Texte »
Dans son Discours à la jeunesse en 1903, Jean Jaurès rappelait que « le courage, c’est de chercher la vérité et de la dire ». Alors que les objectifs d’autonomie stratégique, de souveraineté industrielle, de création d’emplois bien rémunérés, de cohésion sociale et de stimulation de l’innovation font désormais consensus, regardons en face la situation très dégradée de pans entiers de notre appareil productif. Ne nous leurrons pas sur l’ampleur de la tâche afin de relever avec méthode le défi immense qui est devant nous. Alors que ce dernier concentrera nos efforts pour les 50 prochaines années [8], c’est désormais sur les conditions de la renaissance industrielle que nous devons nous accorder en urgence [9].
Grâce à un nouveau mode d’intervention de l’Etat dans l’économie et un redressement planifié de ses capacités productives, la France pourra assurer durablement son rayonnement. Cette doctrine devrait reposer :
- au plan vertical, sur l’identification des chemins, filière par filière, voire produit par produit, propices à une reconquête industrielle,
- et au plan horizontal sur une poursuite de la politique de compétitivité déployée depuis 2017 (baisse des impôts de production, de l’impôt sur les sociétés, soutien des plans France Relance puis France 2030 à l’activité et aux investissements, dispositif des sites industriels « clés en main », projet de loi Industrie verte, plan « Osez l’export » de 125 millions d’euros dans la continuité de la « stratégie de Roubaix » …) et sur un accompagnement des initiatives privées qui consisterait par exemple à élaguer le maquis normatif et les surtranspositions par rapport aux règles fixées à l’échelon européen.

Votre tâche » Donnez la suite du texte sur la renaissance industrielle de la France, en commençant juste après sa dernière phrase.

Données sources »
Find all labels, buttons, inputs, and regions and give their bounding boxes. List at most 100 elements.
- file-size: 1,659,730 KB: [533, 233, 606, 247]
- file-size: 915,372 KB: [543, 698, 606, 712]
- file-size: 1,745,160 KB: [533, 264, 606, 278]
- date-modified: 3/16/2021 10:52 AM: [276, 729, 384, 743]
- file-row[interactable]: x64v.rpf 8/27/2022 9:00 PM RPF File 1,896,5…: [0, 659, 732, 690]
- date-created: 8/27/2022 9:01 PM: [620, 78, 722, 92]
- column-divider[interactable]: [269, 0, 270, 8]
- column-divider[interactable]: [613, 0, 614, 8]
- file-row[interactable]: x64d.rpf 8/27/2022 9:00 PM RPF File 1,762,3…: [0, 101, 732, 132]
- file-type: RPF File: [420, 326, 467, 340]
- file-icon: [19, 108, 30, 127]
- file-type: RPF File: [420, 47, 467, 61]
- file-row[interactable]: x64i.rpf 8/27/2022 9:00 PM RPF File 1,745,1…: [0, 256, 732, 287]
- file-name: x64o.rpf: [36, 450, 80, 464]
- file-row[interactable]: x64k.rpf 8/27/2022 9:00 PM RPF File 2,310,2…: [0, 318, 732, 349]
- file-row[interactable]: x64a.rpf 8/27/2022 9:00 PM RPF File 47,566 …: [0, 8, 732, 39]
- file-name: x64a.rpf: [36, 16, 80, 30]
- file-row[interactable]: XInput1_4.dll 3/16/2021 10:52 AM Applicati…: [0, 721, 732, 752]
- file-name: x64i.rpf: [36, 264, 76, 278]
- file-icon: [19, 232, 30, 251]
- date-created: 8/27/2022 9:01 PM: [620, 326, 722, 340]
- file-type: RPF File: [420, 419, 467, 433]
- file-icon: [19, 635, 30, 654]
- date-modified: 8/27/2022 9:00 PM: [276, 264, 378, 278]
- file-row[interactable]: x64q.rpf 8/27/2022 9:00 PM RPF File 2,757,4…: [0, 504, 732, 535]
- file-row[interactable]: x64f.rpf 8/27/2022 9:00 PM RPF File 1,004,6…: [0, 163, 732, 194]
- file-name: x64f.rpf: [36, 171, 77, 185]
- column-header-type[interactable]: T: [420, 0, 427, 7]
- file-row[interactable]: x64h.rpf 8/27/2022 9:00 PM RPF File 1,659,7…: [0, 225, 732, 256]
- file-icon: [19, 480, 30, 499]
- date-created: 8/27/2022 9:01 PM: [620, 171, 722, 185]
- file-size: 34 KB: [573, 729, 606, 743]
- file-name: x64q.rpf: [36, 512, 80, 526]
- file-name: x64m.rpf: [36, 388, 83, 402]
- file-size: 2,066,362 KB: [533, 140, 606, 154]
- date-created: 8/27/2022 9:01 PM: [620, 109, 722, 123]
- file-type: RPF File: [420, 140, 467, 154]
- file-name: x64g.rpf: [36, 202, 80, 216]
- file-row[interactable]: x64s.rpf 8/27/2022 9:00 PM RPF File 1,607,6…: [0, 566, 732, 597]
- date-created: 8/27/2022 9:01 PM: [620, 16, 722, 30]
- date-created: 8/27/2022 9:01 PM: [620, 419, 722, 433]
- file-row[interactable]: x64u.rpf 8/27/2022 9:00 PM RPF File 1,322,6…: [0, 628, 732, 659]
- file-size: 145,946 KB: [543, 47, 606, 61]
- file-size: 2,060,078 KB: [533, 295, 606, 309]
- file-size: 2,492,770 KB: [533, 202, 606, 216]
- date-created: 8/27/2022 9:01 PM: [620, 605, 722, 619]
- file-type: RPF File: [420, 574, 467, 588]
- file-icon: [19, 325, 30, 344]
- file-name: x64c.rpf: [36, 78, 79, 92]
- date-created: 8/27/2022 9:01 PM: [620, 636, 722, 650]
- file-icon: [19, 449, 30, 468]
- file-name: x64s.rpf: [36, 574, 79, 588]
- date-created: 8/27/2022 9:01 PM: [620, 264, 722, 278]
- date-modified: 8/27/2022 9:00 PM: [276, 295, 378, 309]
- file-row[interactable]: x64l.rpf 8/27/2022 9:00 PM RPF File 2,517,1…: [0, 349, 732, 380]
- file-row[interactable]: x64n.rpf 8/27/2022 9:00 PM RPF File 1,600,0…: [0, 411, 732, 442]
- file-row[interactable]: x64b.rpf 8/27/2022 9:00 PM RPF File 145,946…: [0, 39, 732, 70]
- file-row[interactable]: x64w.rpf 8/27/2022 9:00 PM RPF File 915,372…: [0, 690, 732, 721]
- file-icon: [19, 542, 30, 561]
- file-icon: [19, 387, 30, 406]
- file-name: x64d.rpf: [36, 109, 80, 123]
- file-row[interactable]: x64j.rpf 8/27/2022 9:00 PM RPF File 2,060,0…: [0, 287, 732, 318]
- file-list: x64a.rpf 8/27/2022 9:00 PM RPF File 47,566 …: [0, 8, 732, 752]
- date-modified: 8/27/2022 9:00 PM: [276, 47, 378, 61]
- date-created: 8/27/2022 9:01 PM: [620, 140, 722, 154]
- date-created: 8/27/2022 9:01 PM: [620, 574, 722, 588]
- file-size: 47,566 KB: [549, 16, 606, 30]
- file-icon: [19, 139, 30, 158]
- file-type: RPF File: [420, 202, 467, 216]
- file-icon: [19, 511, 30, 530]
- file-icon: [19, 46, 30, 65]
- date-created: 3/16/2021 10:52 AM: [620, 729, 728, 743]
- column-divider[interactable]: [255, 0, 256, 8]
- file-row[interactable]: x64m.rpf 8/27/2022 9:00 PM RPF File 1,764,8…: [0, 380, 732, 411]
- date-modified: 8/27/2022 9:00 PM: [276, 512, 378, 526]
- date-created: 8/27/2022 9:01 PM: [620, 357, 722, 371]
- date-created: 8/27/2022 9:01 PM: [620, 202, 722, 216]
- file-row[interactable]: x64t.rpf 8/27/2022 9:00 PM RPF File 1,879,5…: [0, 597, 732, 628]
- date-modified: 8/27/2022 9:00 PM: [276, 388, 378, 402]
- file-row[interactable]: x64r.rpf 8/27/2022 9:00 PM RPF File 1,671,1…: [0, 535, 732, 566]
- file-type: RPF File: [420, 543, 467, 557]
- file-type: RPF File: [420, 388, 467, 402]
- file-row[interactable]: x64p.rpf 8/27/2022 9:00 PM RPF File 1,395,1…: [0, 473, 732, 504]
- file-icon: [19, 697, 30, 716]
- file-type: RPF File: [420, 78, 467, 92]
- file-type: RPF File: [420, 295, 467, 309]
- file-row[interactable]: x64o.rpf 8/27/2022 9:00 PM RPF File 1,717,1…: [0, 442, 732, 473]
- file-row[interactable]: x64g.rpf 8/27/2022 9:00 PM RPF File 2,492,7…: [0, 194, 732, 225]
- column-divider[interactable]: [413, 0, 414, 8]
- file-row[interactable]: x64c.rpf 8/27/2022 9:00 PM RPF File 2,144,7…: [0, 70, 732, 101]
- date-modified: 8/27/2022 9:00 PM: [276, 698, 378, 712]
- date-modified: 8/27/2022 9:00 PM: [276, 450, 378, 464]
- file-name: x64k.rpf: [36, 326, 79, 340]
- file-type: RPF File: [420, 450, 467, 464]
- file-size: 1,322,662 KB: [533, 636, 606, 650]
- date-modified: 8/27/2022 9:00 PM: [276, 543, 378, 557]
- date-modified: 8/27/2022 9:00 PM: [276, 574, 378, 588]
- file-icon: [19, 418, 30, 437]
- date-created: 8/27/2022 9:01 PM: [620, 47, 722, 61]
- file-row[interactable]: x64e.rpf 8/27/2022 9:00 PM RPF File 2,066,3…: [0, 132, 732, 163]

Votre réponse »
Le Président de la République a donc raison d’insister sur le volet réindustrialisation du cap qu’il a présenté en mars dernier. Certains indicateurs semblent dessiner une perspective qui peut nourrir l’optimisme : longtemps négatif, le solde des créations et des destructions d’emplois industriels a été positif depuis 2017, à l’exception de l’année 2020. Le nombre d’emplois salariés dans l’industrie est passé de 3 143 900 au début de l’année 2017 à 3 252 000 à la fin du 1er trimestre 2023 [9], soit presque 110 000 emplois industriels supplémentaires sur la période. Toutefois, au regard des résultats du commerce extérieur de la France, il faut humblement reconnaitre que le plus dur reste à faire. L’Institut national du service public (INSP, ex ENA) ne s’y est pas trompé : « Comment réduire le déficit de la balance commerciale française ? », tel était le sujet de l’épreuve d’économie du concours d’entrée 2023.